-- Problem description --
Whenever a line in the entries includes the word "does", copy that line out.

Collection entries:
Content starts
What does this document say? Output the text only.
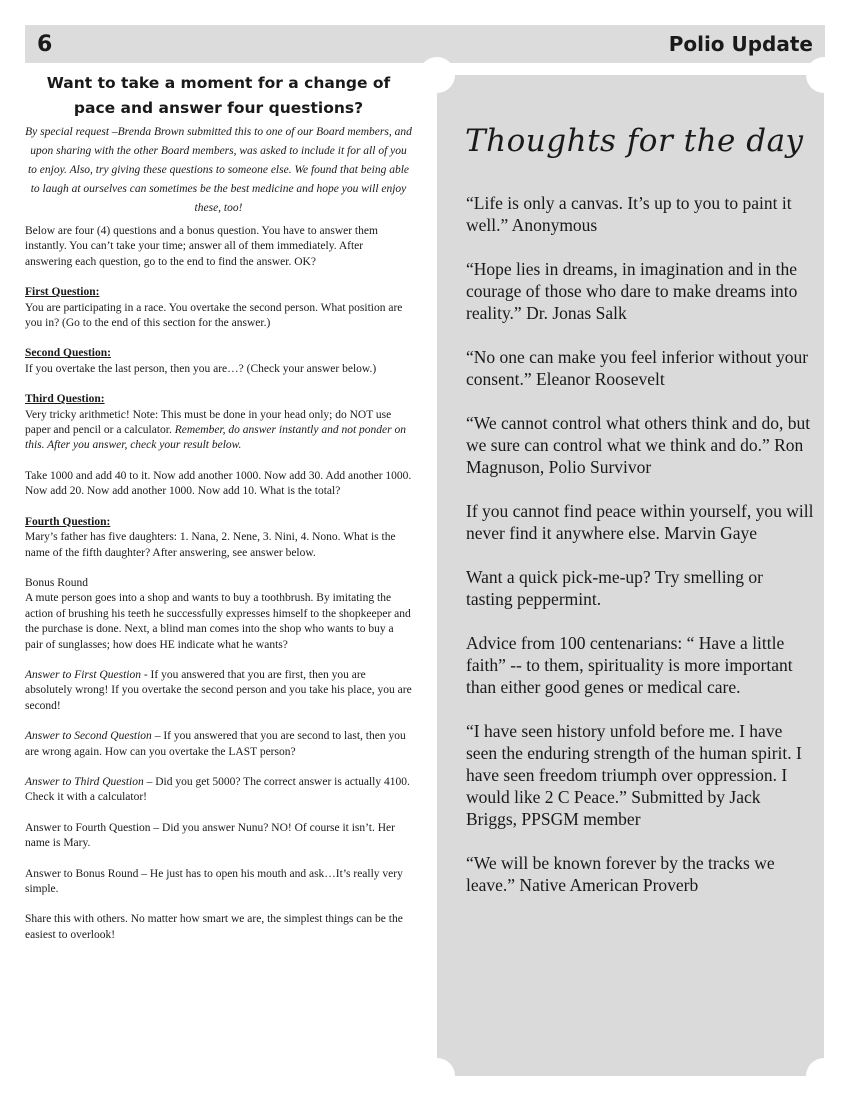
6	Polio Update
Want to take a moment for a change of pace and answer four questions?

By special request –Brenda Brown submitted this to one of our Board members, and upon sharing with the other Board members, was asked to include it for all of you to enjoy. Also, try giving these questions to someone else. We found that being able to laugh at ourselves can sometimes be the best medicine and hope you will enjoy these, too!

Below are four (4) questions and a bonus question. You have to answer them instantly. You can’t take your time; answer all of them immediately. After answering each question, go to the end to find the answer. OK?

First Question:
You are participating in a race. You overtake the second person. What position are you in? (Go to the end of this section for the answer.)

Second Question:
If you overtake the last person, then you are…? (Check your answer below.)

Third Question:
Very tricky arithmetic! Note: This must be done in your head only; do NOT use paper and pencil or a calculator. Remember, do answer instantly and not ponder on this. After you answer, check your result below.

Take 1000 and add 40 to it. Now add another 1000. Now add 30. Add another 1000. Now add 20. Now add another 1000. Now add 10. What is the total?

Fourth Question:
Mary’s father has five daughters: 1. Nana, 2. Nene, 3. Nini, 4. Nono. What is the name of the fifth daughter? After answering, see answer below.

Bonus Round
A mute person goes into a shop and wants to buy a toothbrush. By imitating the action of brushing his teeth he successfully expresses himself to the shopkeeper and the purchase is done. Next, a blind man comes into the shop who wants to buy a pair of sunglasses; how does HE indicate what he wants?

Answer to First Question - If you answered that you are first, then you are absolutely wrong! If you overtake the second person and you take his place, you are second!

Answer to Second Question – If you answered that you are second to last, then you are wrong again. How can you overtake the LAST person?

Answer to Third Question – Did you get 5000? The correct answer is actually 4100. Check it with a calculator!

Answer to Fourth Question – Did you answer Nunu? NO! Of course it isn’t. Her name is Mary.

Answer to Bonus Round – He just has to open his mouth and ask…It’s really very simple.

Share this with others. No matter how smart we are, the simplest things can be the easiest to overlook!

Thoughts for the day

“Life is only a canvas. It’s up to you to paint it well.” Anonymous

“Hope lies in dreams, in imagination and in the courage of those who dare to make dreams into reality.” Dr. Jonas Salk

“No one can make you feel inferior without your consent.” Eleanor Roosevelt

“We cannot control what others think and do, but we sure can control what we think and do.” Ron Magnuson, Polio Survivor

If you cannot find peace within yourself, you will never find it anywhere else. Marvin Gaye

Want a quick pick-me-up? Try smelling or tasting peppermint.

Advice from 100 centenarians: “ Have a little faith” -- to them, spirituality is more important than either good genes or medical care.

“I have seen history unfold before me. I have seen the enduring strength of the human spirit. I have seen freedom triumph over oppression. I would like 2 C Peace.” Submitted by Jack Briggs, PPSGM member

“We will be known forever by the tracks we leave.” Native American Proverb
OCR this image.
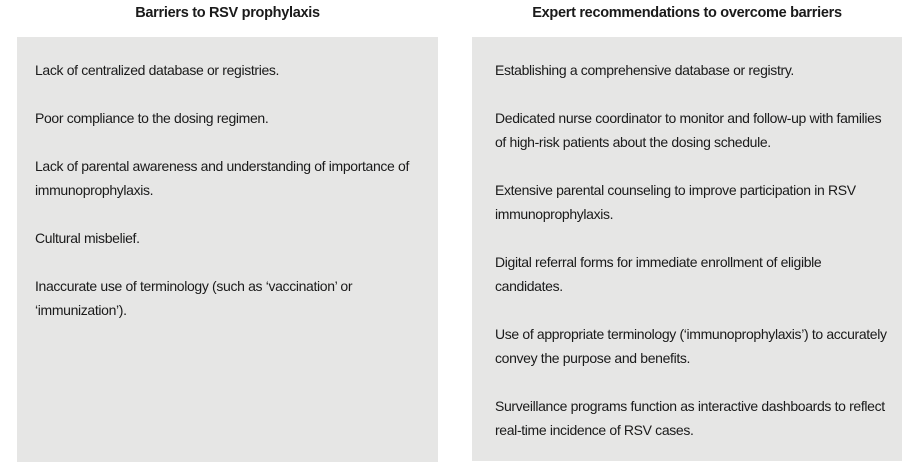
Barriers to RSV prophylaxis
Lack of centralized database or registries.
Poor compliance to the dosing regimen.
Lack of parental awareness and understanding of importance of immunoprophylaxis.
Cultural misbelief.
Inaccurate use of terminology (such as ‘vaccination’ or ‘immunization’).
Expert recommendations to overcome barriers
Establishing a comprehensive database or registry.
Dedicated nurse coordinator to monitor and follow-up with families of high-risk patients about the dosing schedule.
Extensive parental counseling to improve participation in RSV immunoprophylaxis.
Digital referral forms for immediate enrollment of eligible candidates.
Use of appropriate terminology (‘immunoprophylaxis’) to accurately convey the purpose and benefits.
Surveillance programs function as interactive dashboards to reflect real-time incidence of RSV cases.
Content ends
Content starts
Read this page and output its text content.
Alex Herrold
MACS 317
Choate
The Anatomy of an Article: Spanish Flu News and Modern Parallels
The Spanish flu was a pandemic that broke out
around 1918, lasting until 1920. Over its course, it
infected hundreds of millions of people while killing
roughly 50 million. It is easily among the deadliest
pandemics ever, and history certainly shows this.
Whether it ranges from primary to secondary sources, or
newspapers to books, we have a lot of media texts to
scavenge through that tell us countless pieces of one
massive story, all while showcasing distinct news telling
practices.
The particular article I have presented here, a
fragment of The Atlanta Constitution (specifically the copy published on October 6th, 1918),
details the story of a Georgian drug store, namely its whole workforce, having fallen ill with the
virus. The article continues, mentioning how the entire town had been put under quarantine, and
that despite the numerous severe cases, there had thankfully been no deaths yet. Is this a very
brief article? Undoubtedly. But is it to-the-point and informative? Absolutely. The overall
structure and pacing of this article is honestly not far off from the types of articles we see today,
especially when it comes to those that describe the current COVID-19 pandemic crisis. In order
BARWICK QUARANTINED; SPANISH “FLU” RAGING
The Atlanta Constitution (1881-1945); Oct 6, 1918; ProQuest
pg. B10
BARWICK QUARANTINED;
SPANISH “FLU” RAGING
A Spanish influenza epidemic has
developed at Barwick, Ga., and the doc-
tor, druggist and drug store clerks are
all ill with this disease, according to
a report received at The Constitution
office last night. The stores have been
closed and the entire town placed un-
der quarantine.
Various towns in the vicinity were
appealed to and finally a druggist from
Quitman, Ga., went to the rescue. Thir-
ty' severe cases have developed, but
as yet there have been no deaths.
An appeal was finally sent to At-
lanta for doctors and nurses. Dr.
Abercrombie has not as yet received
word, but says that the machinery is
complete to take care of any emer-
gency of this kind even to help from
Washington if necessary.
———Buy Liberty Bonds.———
Content ends
-- Exercise result --
What does this document say? Output the text only.
A mute person goes into a shop and wants to buy a toothbrush. By imitating the action of brushing his teeth he successfully expresses himself to the shopkeeper and the purchase is done. Next, a blind man comes into the shop who wants to buy a pair of sunglasses; how does HE indicate what he wants?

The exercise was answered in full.